**PROBLEM DETAILS**. Transcribe the entries that follow exactly as they appear, minus pictures.

(Extracted records)
▬▬▬▬▬▬

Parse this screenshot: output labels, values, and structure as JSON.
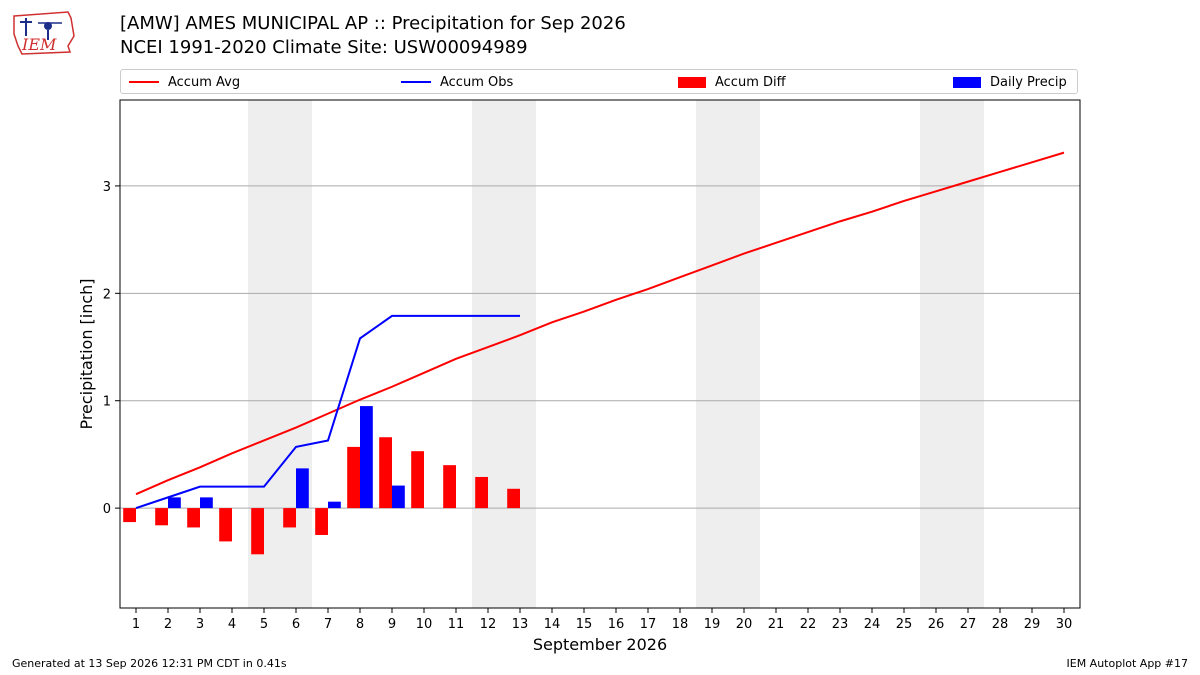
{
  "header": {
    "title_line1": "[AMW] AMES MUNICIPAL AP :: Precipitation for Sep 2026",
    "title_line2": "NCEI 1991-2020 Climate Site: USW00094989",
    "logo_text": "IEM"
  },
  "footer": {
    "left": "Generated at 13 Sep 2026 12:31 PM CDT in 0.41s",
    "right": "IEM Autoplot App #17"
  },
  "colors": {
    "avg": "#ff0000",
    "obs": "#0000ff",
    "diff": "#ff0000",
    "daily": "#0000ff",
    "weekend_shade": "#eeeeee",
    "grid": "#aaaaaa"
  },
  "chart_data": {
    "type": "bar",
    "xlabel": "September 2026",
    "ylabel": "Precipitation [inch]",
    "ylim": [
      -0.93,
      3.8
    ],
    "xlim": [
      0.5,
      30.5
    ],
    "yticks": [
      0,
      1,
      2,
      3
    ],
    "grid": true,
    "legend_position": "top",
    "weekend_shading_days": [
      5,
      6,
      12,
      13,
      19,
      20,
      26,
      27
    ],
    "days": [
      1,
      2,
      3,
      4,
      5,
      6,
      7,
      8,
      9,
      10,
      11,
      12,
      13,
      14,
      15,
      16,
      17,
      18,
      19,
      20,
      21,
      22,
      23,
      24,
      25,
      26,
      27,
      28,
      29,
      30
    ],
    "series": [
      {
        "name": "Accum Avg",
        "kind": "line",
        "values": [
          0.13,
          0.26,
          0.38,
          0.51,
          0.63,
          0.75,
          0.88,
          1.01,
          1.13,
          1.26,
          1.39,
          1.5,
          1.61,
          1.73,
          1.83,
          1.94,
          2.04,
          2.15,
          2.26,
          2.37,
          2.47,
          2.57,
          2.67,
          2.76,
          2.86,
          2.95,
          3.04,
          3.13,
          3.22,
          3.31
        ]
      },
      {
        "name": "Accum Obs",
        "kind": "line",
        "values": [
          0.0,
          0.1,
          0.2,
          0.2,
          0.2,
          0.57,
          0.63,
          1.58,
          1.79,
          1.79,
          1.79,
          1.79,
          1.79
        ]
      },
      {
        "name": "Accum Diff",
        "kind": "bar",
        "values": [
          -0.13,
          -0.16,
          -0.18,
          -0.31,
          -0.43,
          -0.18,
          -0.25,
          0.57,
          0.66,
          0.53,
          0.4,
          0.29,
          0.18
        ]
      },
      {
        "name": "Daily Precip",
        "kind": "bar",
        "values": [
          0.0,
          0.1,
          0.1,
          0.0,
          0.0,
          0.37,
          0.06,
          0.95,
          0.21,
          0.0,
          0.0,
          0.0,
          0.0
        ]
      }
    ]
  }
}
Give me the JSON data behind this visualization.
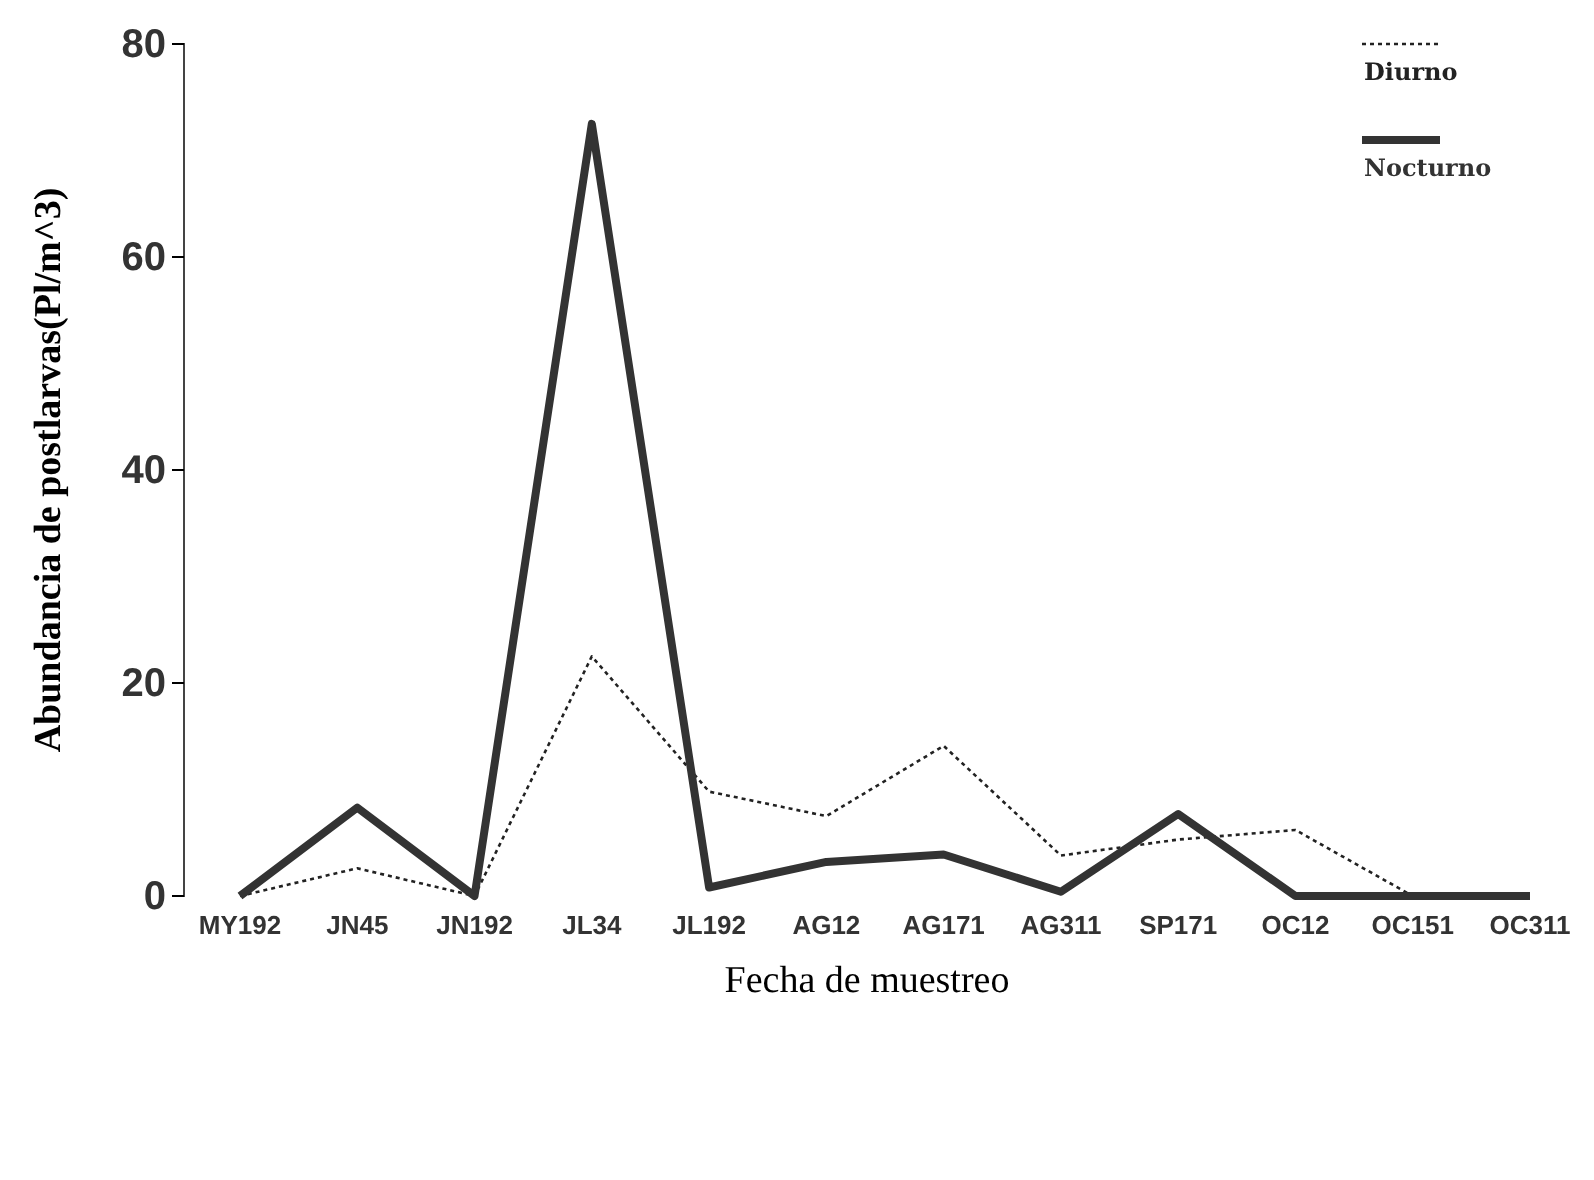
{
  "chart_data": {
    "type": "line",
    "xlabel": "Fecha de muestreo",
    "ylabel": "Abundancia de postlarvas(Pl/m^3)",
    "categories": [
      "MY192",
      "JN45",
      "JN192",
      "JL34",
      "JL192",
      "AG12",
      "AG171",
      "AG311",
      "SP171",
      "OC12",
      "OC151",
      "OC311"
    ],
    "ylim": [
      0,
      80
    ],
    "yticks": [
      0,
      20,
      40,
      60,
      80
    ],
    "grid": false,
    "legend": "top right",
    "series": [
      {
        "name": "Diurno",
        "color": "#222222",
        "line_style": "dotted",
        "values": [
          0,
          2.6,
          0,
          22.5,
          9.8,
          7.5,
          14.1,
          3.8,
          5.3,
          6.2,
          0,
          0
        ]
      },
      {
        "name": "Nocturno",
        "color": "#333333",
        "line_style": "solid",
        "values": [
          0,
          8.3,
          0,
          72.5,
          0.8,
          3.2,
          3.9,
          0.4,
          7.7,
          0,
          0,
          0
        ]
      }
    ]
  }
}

▬▬▬▬▬▬

**RESPONSE**.
Parse this screenshot: output labels, values, and structure as JSON.
{
  "header": {
    "title_line1": "[AMW] AMES MUNICIPAL AP :: Precipitation for Sep 2026",
    "title_line2": "NCEI 1991-2020 Climate Site: USW00094989",
    "logo_text": "IEM"
  },
  "footer": {
    "left": "Generated at 13 Sep 2026 12:31 PM CDT in 0.41s",
    "right": "IEM Autoplot App #17"
  },
  "colors": {
    "avg": "#ff0000",
    "obs": "#0000ff",
    "diff": "#ff0000",
    "daily": "#0000ff",
    "weekend_shade": "#eeeeee",
    "grid": "#aaaaaa"
  },
  "chart_data": {
    "type": "bar",
    "xlabel": "September 2026",
    "ylabel": "Precipitation [inch]",
    "ylim": [
      -0.93,
      3.8
    ],
    "xlim": [
      0.5,
      30.5
    ],
    "yticks": [
      0,
      1,
      2,
      3
    ],
    "grid": true,
    "legend_position": "top",
    "weekend_shading_days": [
      5,
      6,
      12,
      13,
      19,
      20,
      26,
      27
    ],
    "days": [
      1,
      2,
      3,
      4,
      5,
      6,
      7,
      8,
      9,
      10,
      11,
      12,
      13,
      14,
      15,
      16,
      17,
      18,
      19,
      20,
      21,
      22,
      23,
      24,
      25,
      26,
      27,
      28,
      29,
      30
    ],
    "series": [
      {
        "name": "Accum Avg",
        "kind": "line",
        "values": [
          0.13,
          0.26,
          0.38,
          0.51,
          0.63,
          0.75,
          0.88,
          1.01,
          1.13,
          1.26,
          1.39,
          1.5,
          1.61,
          1.73,
          1.83,
          1.94,
          2.04,
          2.15,
          2.26,
          2.37,
          2.47,
          2.57,
          2.67,
          2.76,
          2.86,
          2.95,
          3.04,
          3.13,
          3.22,
          3.31
        ]
      },
      {
        "name": "Accum Obs",
        "kind": "line",
        "values": [
          0.0,
          0.1,
          0.2,
          0.2,
          0.2,
          0.57,
          0.63,
          1.58,
          1.79,
          1.79,
          1.79,
          1.79,
          1.79
        ]
      },
      {
        "name": "Accum Diff",
        "kind": "bar",
        "values": [
          -0.13,
          -0.16,
          -0.18,
          -0.31,
          -0.43,
          -0.18,
          -0.25,
          0.57,
          0.66,
          0.53,
          0.4,
          0.29,
          0.18
        ]
      },
      {
        "name": "Daily Precip",
        "kind": "bar",
        "values": [
          0.0,
          0.1,
          0.1,
          0.0,
          0.0,
          0.37,
          0.06,
          0.95,
          0.21,
          0.0,
          0.0,
          0.0,
          0.0
        ]
      }
    ]
  }
}
Give me the JSON data behind this visualization.
{
  "chart_data": {
    "type": "line",
    "xlabel": "Fecha de muestreo",
    "ylabel": "Abundancia de postlarvas(Pl/m^3)",
    "categories": [
      "MY192",
      "JN45",
      "JN192",
      "JL34",
      "JL192",
      "AG12",
      "AG171",
      "AG311",
      "SP171",
      "OC12",
      "OC151",
      "OC311"
    ],
    "ylim": [
      0,
      80
    ],
    "yticks": [
      0,
      20,
      40,
      60,
      80
    ],
    "grid": false,
    "legend": "top right",
    "series": [
      {
        "name": "Diurno",
        "color": "#222222",
        "line_style": "dotted",
        "values": [
          0,
          2.6,
          0,
          22.5,
          9.8,
          7.5,
          14.1,
          3.8,
          5.3,
          6.2,
          0,
          0
        ]
      },
      {
        "name": "Nocturno",
        "color": "#333333",
        "line_style": "solid",
        "values": [
          0,
          8.3,
          0,
          72.5,
          0.8,
          3.2,
          3.9,
          0.4,
          7.7,
          0,
          0,
          0
        ]
      }
    ]
  }
}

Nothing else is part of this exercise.